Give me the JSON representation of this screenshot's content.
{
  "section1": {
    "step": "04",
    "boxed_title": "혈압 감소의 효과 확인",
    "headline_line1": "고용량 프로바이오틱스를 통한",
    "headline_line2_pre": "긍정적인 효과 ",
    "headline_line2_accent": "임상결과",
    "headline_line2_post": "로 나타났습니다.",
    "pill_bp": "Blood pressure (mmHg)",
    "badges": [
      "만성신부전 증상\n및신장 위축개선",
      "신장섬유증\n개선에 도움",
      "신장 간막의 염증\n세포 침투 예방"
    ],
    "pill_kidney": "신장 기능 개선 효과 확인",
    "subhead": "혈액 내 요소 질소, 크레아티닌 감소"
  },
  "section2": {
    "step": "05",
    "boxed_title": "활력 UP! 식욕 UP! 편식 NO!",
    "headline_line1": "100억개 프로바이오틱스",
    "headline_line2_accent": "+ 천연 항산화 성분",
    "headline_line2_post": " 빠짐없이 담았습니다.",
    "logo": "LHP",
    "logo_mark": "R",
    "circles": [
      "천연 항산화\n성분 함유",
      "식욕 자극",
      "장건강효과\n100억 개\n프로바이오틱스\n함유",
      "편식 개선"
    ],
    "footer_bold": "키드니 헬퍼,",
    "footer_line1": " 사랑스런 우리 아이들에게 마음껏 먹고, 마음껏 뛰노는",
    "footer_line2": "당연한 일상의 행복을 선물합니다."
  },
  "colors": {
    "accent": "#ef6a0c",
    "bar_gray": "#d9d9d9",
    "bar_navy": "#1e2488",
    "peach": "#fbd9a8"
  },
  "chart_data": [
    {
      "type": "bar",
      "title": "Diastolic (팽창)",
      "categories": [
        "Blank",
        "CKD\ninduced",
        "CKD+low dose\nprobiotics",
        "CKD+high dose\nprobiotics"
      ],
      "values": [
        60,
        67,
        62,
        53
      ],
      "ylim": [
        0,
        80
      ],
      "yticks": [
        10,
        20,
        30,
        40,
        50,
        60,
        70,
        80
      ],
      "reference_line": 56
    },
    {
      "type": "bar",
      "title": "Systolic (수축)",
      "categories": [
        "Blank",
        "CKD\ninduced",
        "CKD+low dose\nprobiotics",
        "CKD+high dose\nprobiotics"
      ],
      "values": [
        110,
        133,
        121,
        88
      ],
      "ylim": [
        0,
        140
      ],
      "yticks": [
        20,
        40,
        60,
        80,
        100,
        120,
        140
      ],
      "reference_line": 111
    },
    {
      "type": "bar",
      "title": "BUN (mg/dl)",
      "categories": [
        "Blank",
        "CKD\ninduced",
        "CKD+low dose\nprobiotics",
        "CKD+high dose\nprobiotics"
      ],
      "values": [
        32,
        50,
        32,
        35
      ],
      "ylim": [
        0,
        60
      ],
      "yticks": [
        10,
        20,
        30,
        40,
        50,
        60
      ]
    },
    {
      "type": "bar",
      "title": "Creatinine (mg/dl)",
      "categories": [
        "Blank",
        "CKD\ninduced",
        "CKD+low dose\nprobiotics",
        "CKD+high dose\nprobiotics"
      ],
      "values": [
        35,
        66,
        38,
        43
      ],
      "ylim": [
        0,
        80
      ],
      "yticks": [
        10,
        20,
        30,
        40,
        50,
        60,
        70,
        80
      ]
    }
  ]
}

------------------------------------------------

Repeat the listing above without any change.

Give me the JSON representation of this screenshot's content.
{
  "section1": {
    "step": "04",
    "boxed_title": "혈압 감소의 효과 확인",
    "headline_line1": "고용량 프로바이오틱스를 통한",
    "headline_line2_pre": "긍정적인 효과 ",
    "headline_line2_accent": "임상결과",
    "headline_line2_post": "로 나타났습니다.",
    "pill_bp": "Blood pressure (mmHg)",
    "badges": [
      "만성신부전 증상\n및신장 위축개선",
      "신장섬유증\n개선에 도움",
      "신장 간막의 염증\n세포 침투 예방"
    ],
    "pill_kidney": "신장 기능 개선 효과 확인",
    "subhead": "혈액 내 요소 질소, 크레아티닌 감소"
  },
  "section2": {
    "step": "05",
    "boxed_title": "활력 UP! 식욕 UP! 편식 NO!",
    "headline_line1": "100억개 프로바이오틱스",
    "headline_line2_accent": "+ 천연 항산화 성분",
    "headline_line2_post": " 빠짐없이 담았습니다.",
    "logo": "LHP",
    "logo_mark": "R",
    "circles": [
      "천연 항산화\n성분 함유",
      "식욕 자극",
      "장건강효과\n100억 개\n프로바이오틱스\n함유",
      "편식 개선"
    ],
    "footer_bold": "키드니 헬퍼,",
    "footer_line1": " 사랑스런 우리 아이들에게 마음껏 먹고, 마음껏 뛰노는",
    "footer_line2": "당연한 일상의 행복을 선물합니다."
  },
  "colors": {
    "accent": "#ef6a0c",
    "bar_gray": "#d9d9d9",
    "bar_navy": "#1e2488",
    "peach": "#fbd9a8"
  },
  "chart_data": [
    {
      "type": "bar",
      "title": "Diastolic (팽창)",
      "categories": [
        "Blank",
        "CKD\ninduced",
        "CKD+low dose\nprobiotics",
        "CKD+high dose\nprobiotics"
      ],
      "values": [
        60,
        67,
        62,
        53
      ],
      "ylim": [
        0,
        80
      ],
      "yticks": [
        10,
        20,
        30,
        40,
        50,
        60,
        70,
        80
      ],
      "reference_line": 56
    },
    {
      "type": "bar",
      "title": "Systolic (수축)",
      "categories": [
        "Blank",
        "CKD\ninduced",
        "CKD+low dose\nprobiotics",
        "CKD+high dose\nprobiotics"
      ],
      "values": [
        110,
        133,
        121,
        88
      ],
      "ylim": [
        0,
        140
      ],
      "yticks": [
        20,
        40,
        60,
        80,
        100,
        120,
        140
      ],
      "reference_line": 111
    },
    {
      "type": "bar",
      "title": "BUN (mg/dl)",
      "categories": [
        "Blank",
        "CKD\ninduced",
        "CKD+low dose\nprobiotics",
        "CKD+high dose\nprobiotics"
      ],
      "values": [
        32,
        50,
        32,
        35
      ],
      "ylim": [
        0,
        60
      ],
      "yticks": [
        10,
        20,
        30,
        40,
        50,
        60
      ]
    },
    {
      "type": "bar",
      "title": "Creatinine (mg/dl)",
      "categories": [
        "Blank",
        "CKD\ninduced",
        "CKD+low dose\nprobiotics",
        "CKD+high dose\nprobiotics"
      ],
      "values": [
        35,
        66,
        38,
        43
      ],
      "ylim": [
        0,
        80
      ],
      "yticks": [
        10,
        20,
        30,
        40,
        50,
        60,
        70,
        80
      ]
    }
  ]
}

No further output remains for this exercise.